> **WHAT THE TASK ASKS**:
Each line that holds the string "scanner" counts once; say how many such lines there are and add nothing.

--- Start ---

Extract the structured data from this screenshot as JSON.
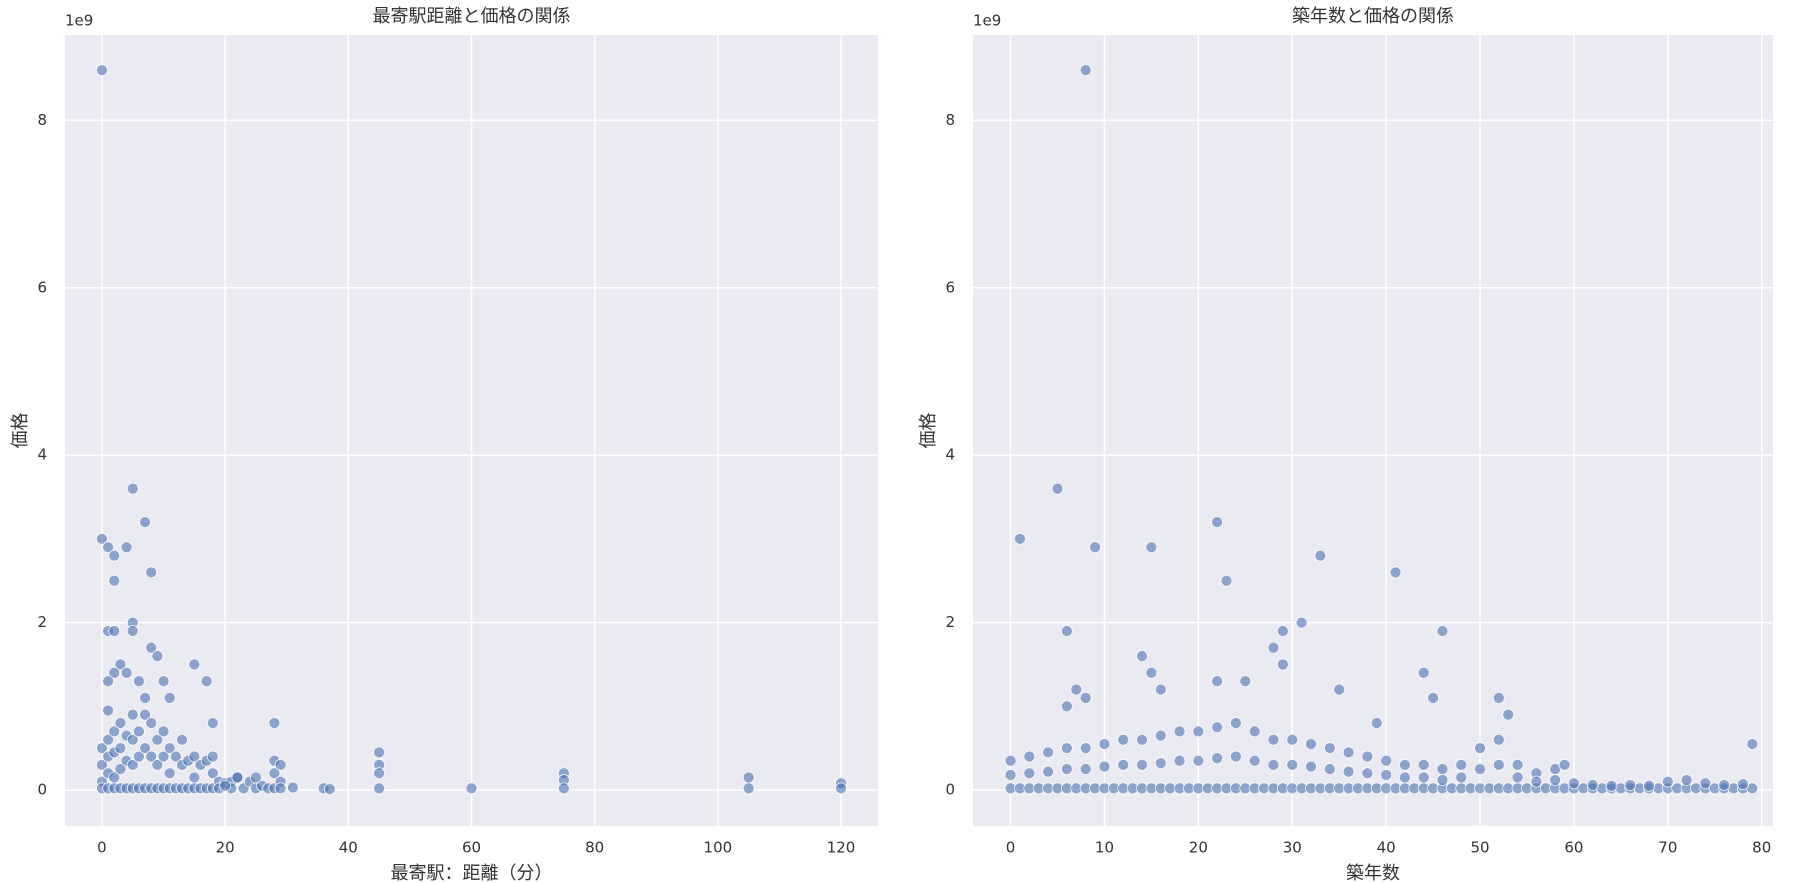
{
  "chart_data": [
    {
      "type": "scatter",
      "title": "最寄駅距離と価格の関係",
      "x_label": "最寄駅：距離（分）",
      "y_label": "価格",
      "offset_label": "1e9",
      "color": "#4c72b0",
      "grid": true,
      "xlim": [
        -6,
        126
      ],
      "ylim": [
        -0.43,
        9.02
      ],
      "xticks": [
        0,
        20,
        40,
        60,
        80,
        100,
        120
      ],
      "yticks": [
        0,
        2,
        4,
        6,
        8
      ],
      "x": [
        0,
        0,
        0,
        0,
        1,
        1,
        1,
        1,
        1,
        2,
        2,
        2,
        2,
        3,
        3,
        3,
        3,
        4,
        4,
        4,
        5,
        5,
        5,
        5,
        6,
        6,
        6,
        7,
        7,
        7,
        8,
        8,
        8,
        9,
        9,
        9,
        10,
        10,
        10,
        11,
        11,
        11,
        12,
        12,
        13,
        13,
        13,
        14,
        14,
        15,
        15,
        15,
        16,
        16,
        17,
        17,
        18,
        18,
        18,
        19,
        19,
        20,
        21,
        21,
        22,
        23,
        24,
        25,
        26,
        27,
        28,
        28,
        29,
        29,
        0,
        0,
        1,
        2,
        2,
        4,
        5,
        7,
        8,
        1,
        2,
        5,
        5,
        8,
        9,
        15,
        17,
        3,
        4,
        2,
        1,
        6,
        10,
        11,
        7,
        18,
        28,
        45,
        45,
        45,
        45,
        60,
        75,
        75,
        75,
        105,
        105,
        120,
        120,
        31,
        36,
        37,
        28,
        29,
        25,
        22,
        20
      ],
      "values": [
        0.5,
        0.3,
        0.1,
        0.02,
        0.6,
        0.4,
        0.2,
        0.02,
        0.95,
        0.7,
        0.45,
        0.15,
        0.02,
        0.8,
        0.5,
        0.25,
        0.02,
        0.65,
        0.35,
        0.02,
        0.9,
        0.6,
        0.3,
        0.02,
        0.7,
        0.4,
        0.02,
        0.9,
        0.5,
        0.02,
        0.8,
        0.4,
        0.02,
        0.6,
        0.3,
        0.02,
        0.7,
        0.4,
        0.02,
        0.5,
        0.2,
        0.02,
        0.4,
        0.02,
        0.6,
        0.3,
        0.02,
        0.35,
        0.02,
        0.4,
        0.15,
        0.02,
        0.3,
        0.02,
        0.35,
        0.02,
        0.4,
        0.2,
        0.02,
        0.1,
        0.02,
        0.08,
        0.1,
        0.02,
        0.15,
        0.02,
        0.1,
        0.02,
        0.05,
        0.02,
        0.2,
        0.02,
        0.1,
        0.02,
        8.6,
        3.0,
        2.9,
        2.8,
        2.5,
        2.9,
        3.6,
        3.2,
        2.6,
        1.9,
        1.9,
        2.0,
        1.9,
        1.7,
        1.6,
        1.5,
        1.3,
        1.5,
        1.4,
        1.4,
        1.3,
        1.3,
        1.3,
        1.1,
        1.1,
        0.8,
        0.8,
        0.45,
        0.3,
        0.2,
        0.02,
        0.02,
        0.2,
        0.12,
        0.02,
        0.15,
        0.02,
        0.08,
        0.02,
        0.03,
        0.02,
        0.01,
        0.35,
        0.3,
        0.15,
        0.15,
        0.05
      ]
    },
    {
      "type": "scatter",
      "title": "築年数と価格の関係",
      "x_label": "築年数",
      "y_label": "価格",
      "offset_label": "1e9",
      "color": "#4c72b0",
      "grid": true,
      "xlim": [
        -4,
        81.2
      ],
      "ylim": [
        -0.43,
        9.02
      ],
      "xticks": [
        0,
        10,
        20,
        30,
        40,
        50,
        60,
        70,
        80
      ],
      "yticks": [
        0,
        2,
        4,
        6,
        8
      ],
      "x": [
        0,
        1,
        2,
        3,
        4,
        5,
        6,
        7,
        8,
        9,
        10,
        11,
        12,
        13,
        14,
        15,
        16,
        17,
        18,
        19,
        20,
        21,
        22,
        23,
        24,
        25,
        26,
        27,
        28,
        29,
        30,
        31,
        32,
        33,
        34,
        35,
        36,
        37,
        38,
        39,
        40,
        41,
        42,
        43,
        44,
        45,
        46,
        47,
        48,
        49,
        50,
        51,
        52,
        53,
        54,
        55,
        56,
        57,
        58,
        59,
        60,
        61,
        62,
        63,
        64,
        65,
        66,
        67,
        68,
        69,
        70,
        71,
        72,
        73,
        74,
        75,
        76,
        77,
        78,
        79,
        0,
        2,
        4,
        6,
        8,
        10,
        12,
        14,
        16,
        18,
        20,
        22,
        24,
        26,
        28,
        30,
        32,
        34,
        36,
        38,
        40,
        42,
        44,
        46,
        48,
        50,
        52,
        54,
        56,
        58,
        0,
        2,
        4,
        6,
        8,
        10,
        12,
        14,
        16,
        18,
        20,
        22,
        24,
        26,
        28,
        30,
        32,
        34,
        36,
        38,
        40,
        42,
        44,
        46,
        48,
        50,
        52,
        54,
        56,
        58,
        60,
        62,
        64,
        66,
        68,
        70,
        72,
        74,
        76,
        78,
        8,
        1,
        5,
        9,
        15,
        22,
        23,
        33,
        41,
        6,
        29,
        31,
        46,
        29,
        28,
        14,
        15,
        44,
        35,
        45,
        52,
        7,
        16,
        25,
        22,
        53,
        79,
        59,
        6,
        8,
        39
      ],
      "values": [
        0.02,
        0.02,
        0.02,
        0.02,
        0.02,
        0.02,
        0.02,
        0.02,
        0.02,
        0.02,
        0.02,
        0.02,
        0.02,
        0.02,
        0.02,
        0.02,
        0.02,
        0.02,
        0.02,
        0.02,
        0.02,
        0.02,
        0.02,
        0.02,
        0.02,
        0.02,
        0.02,
        0.02,
        0.02,
        0.02,
        0.02,
        0.02,
        0.02,
        0.02,
        0.02,
        0.02,
        0.02,
        0.02,
        0.02,
        0.02,
        0.02,
        0.02,
        0.02,
        0.02,
        0.02,
        0.02,
        0.02,
        0.02,
        0.02,
        0.02,
        0.02,
        0.02,
        0.02,
        0.02,
        0.02,
        0.02,
        0.02,
        0.02,
        0.02,
        0.02,
        0.02,
        0.02,
        0.02,
        0.02,
        0.02,
        0.02,
        0.02,
        0.02,
        0.02,
        0.02,
        0.02,
        0.02,
        0.02,
        0.02,
        0.02,
        0.02,
        0.02,
        0.02,
        0.02,
        0.02,
        0.35,
        0.4,
        0.45,
        0.5,
        0.5,
        0.55,
        0.6,
        0.6,
        0.65,
        0.7,
        0.7,
        0.75,
        0.8,
        0.7,
        0.6,
        0.6,
        0.55,
        0.5,
        0.45,
        0.4,
        0.35,
        0.3,
        0.3,
        0.25,
        0.3,
        0.5,
        0.6,
        0.3,
        0.2,
        0.25,
        0.18,
        0.2,
        0.22,
        0.25,
        0.25,
        0.28,
        0.3,
        0.3,
        0.32,
        0.35,
        0.35,
        0.38,
        0.4,
        0.35,
        0.3,
        0.3,
        0.28,
        0.25,
        0.22,
        0.2,
        0.18,
        0.15,
        0.15,
        0.12,
        0.15,
        0.25,
        0.3,
        0.15,
        0.1,
        0.12,
        0.08,
        0.06,
        0.05,
        0.06,
        0.05,
        0.1,
        0.12,
        0.08,
        0.06,
        0.07,
        8.6,
        3.0,
        3.6,
        2.9,
        2.9,
        3.2,
        2.5,
        2.8,
        2.6,
        1.9,
        1.9,
        2.0,
        1.9,
        1.5,
        1.7,
        1.6,
        1.4,
        1.4,
        1.2,
        1.1,
        1.1,
        1.2,
        1.2,
        1.3,
        1.3,
        0.9,
        0.55,
        0.3,
        1.0,
        1.1,
        0.8
      ]
    }
  ]
}
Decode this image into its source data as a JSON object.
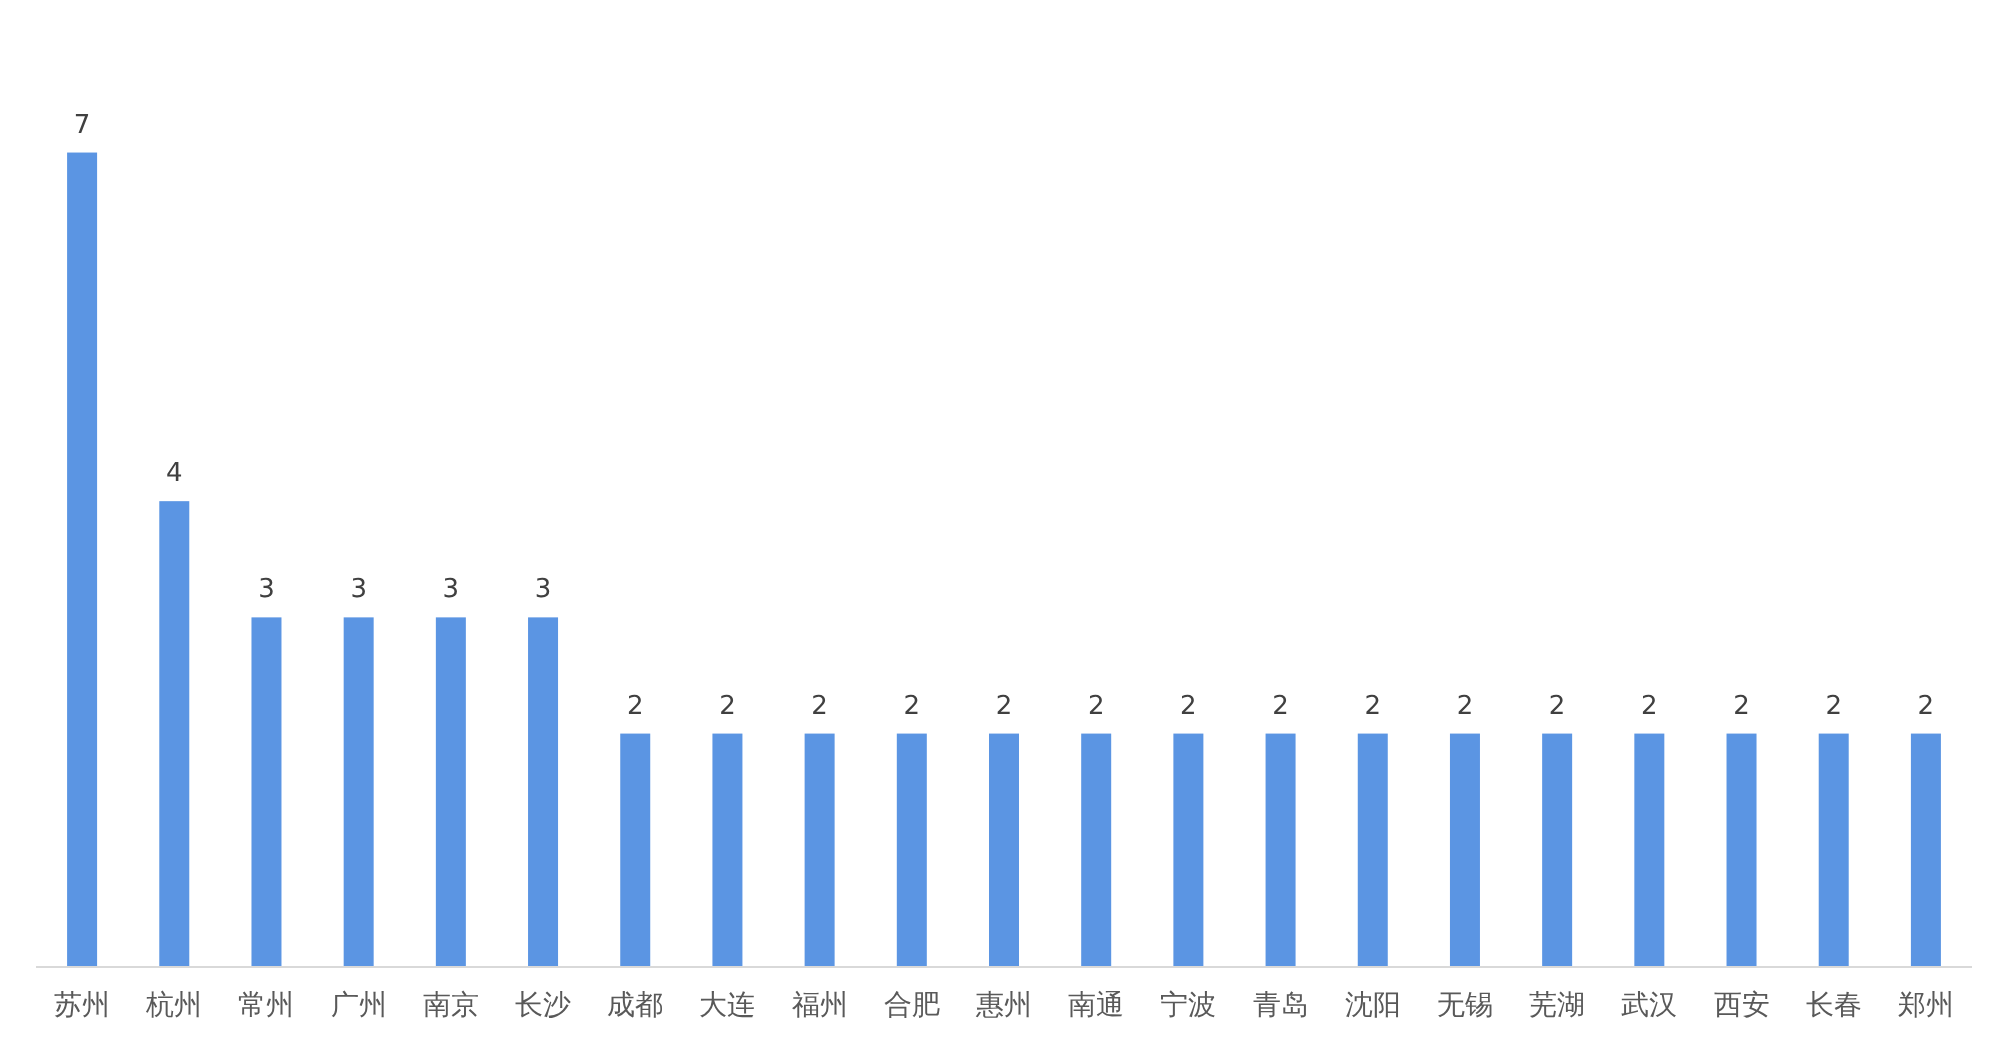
{
  "chart_data": {
    "type": "bar",
    "categories": [
      "苏州",
      "杭州",
      "常州",
      "广州",
      "南京",
      "长沙",
      "成都",
      "大连",
      "福州",
      "合肥",
      "惠州",
      "南通",
      "宁波",
      "青岛",
      "沈阳",
      "无锡",
      "芜湖",
      "武汉",
      "西安",
      "长春",
      "郑州"
    ],
    "values": [
      7,
      4,
      3,
      3,
      3,
      3,
      2,
      2,
      2,
      2,
      2,
      2,
      2,
      2,
      2,
      2,
      2,
      2,
      2,
      2,
      2
    ],
    "color": "#5b95e3",
    "data_labels": true
  }
}
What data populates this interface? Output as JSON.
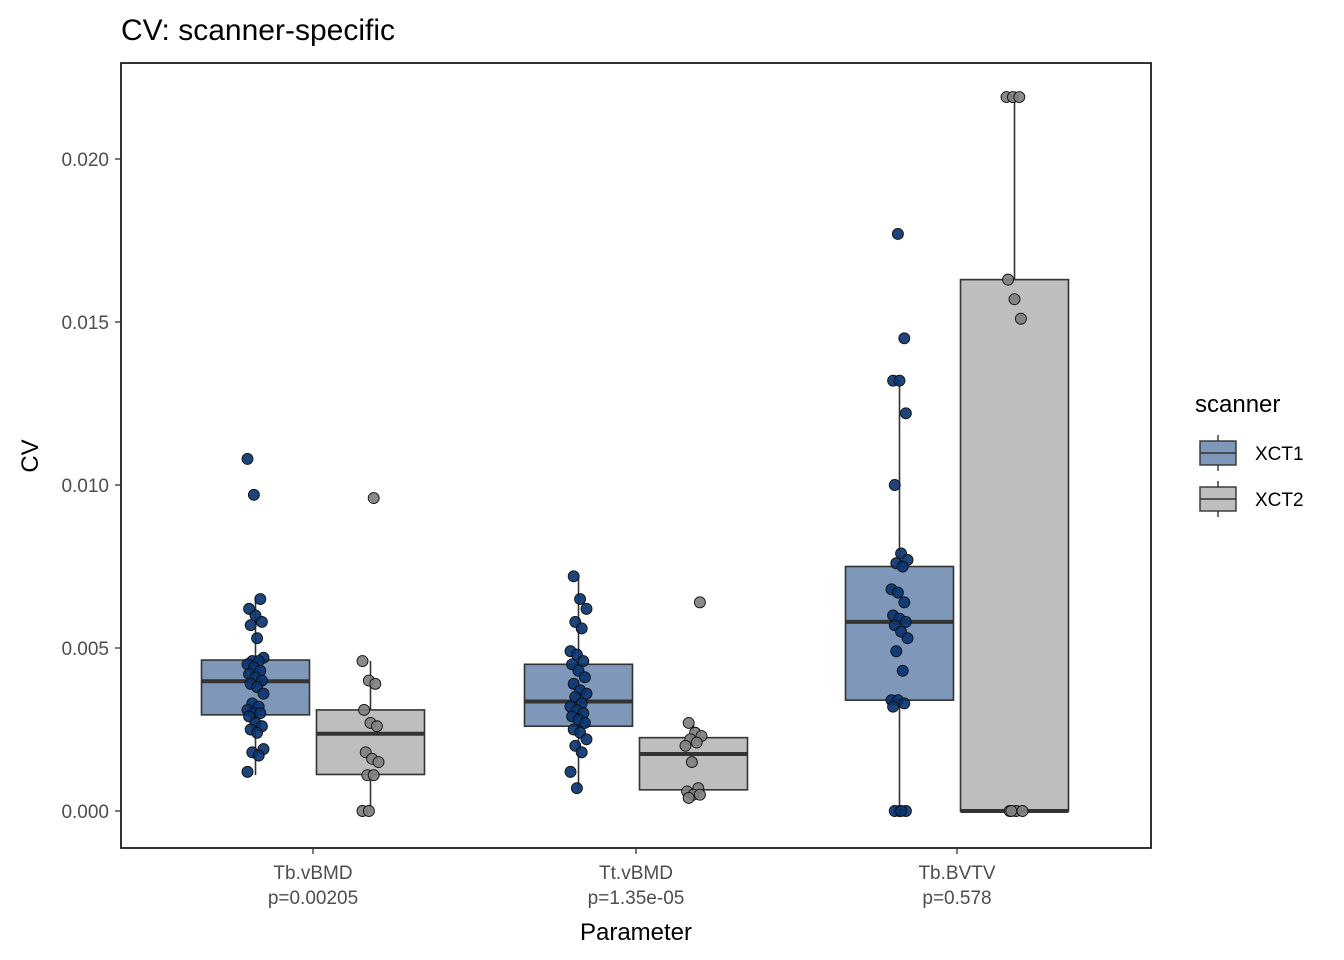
{
  "chart_data": {
    "type": "box",
    "title": "CV: scanner-specific",
    "xlabel": "Parameter",
    "ylabel": "CV",
    "ylim": [
      -0.00105,
      0.0229
    ],
    "yticks": [
      0.0,
      0.005,
      0.01,
      0.015,
      0.02
    ],
    "ytick_labels": [
      "0.000",
      "0.005",
      "0.010",
      "0.015",
      "0.020"
    ],
    "grid": false,
    "categories": [
      {
        "name": "Tb.vBMD",
        "sublabel": "p=0.00205"
      },
      {
        "name": "Tt.vBMD",
        "sublabel": "p=1.35e-05"
      },
      {
        "name": "Tb.BVTV",
        "sublabel": "p=0.578"
      }
    ],
    "legend": {
      "title": "scanner",
      "position": "right",
      "entries": [
        {
          "label": "XCT1",
          "fill": "#7f97b8",
          "point": "#0a3470"
        },
        {
          "label": "XCT2",
          "fill": "#bebebe",
          "point": "#808080"
        }
      ]
    },
    "series": [
      {
        "name": "XCT1",
        "boxes": [
          {
            "q1": 0.00295,
            "median": 0.00398,
            "q3": 0.00463,
            "whisker_low": 0.0011,
            "whisker_high": 0.0065,
            "points": [
              0.0108,
              0.0097,
              0.0065,
              0.0062,
              0.006,
              0.0058,
              0.0057,
              0.0053,
              0.0047,
              0.0046,
              0.0046,
              0.0045,
              0.0044,
              0.0043,
              0.0042,
              0.0041,
              0.004,
              0.0039,
              0.0038,
              0.0036,
              0.0033,
              0.0032,
              0.0031,
              0.003,
              0.003,
              0.0029,
              0.0027,
              0.0026,
              0.0025,
              0.0024,
              0.0019,
              0.0018,
              0.0017,
              0.0012
            ]
          },
          {
            "q1": 0.0026,
            "median": 0.00336,
            "q3": 0.0045,
            "whisker_low": 0.0007,
            "whisker_high": 0.0072,
            "points": [
              0.0072,
              0.0065,
              0.0062,
              0.0058,
              0.0056,
              0.0049,
              0.0048,
              0.0046,
              0.0045,
              0.0043,
              0.0041,
              0.0039,
              0.0037,
              0.0036,
              0.0035,
              0.0033,
              0.0032,
              0.0031,
              0.003,
              0.0029,
              0.0028,
              0.0027,
              0.0025,
              0.0024,
              0.0022,
              0.002,
              0.0018,
              0.0012,
              0.0007
            ]
          },
          {
            "q1": 0.0034,
            "median": 0.0058,
            "q3": 0.0075,
            "whisker_low": 0.0,
            "whisker_high": 0.0132,
            "points": [
              0.0177,
              0.0145,
              0.0132,
              0.0132,
              0.0122,
              0.01,
              0.0079,
              0.0077,
              0.0076,
              0.0075,
              0.0068,
              0.0067,
              0.0064,
              0.006,
              0.0059,
              0.0058,
              0.0057,
              0.0055,
              0.0053,
              0.0049,
              0.0043,
              0.0034,
              0.0034,
              0.0033,
              0.0032,
              0.0,
              0.0,
              0.0,
              0.0
            ]
          }
        ]
      },
      {
        "name": "XCT2",
        "boxes": [
          {
            "q1": 0.00112,
            "median": 0.00237,
            "q3": 0.0031,
            "whisker_low": 0.0,
            "whisker_high": 0.0046,
            "points": [
              0.0096,
              0.0046,
              0.004,
              0.0039,
              0.0031,
              0.0027,
              0.0026,
              0.0018,
              0.0016,
              0.0015,
              0.0011,
              0.0011,
              0.0,
              0.0
            ]
          },
          {
            "q1": 0.00065,
            "median": 0.00175,
            "q3": 0.00225,
            "whisker_low": 0.0004,
            "whisker_high": 0.0027,
            "points": [
              0.0064,
              0.0027,
              0.0024,
              0.0023,
              0.0022,
              0.0021,
              0.002,
              0.0015,
              0.0007,
              0.0006,
              0.0005,
              0.0005,
              0.0004
            ]
          },
          {
            "q1": 0.0,
            "median": 0.0,
            "q3": 0.0163,
            "whisker_low": 0.0,
            "whisker_high": 0.0219,
            "points": [
              0.0219,
              0.0219,
              0.0219,
              0.0163,
              0.0157,
              0.0151,
              0.0,
              0.0,
              0.0,
              0.0
            ]
          }
        ]
      }
    ]
  }
}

--- End ---

> **REPLY**:
2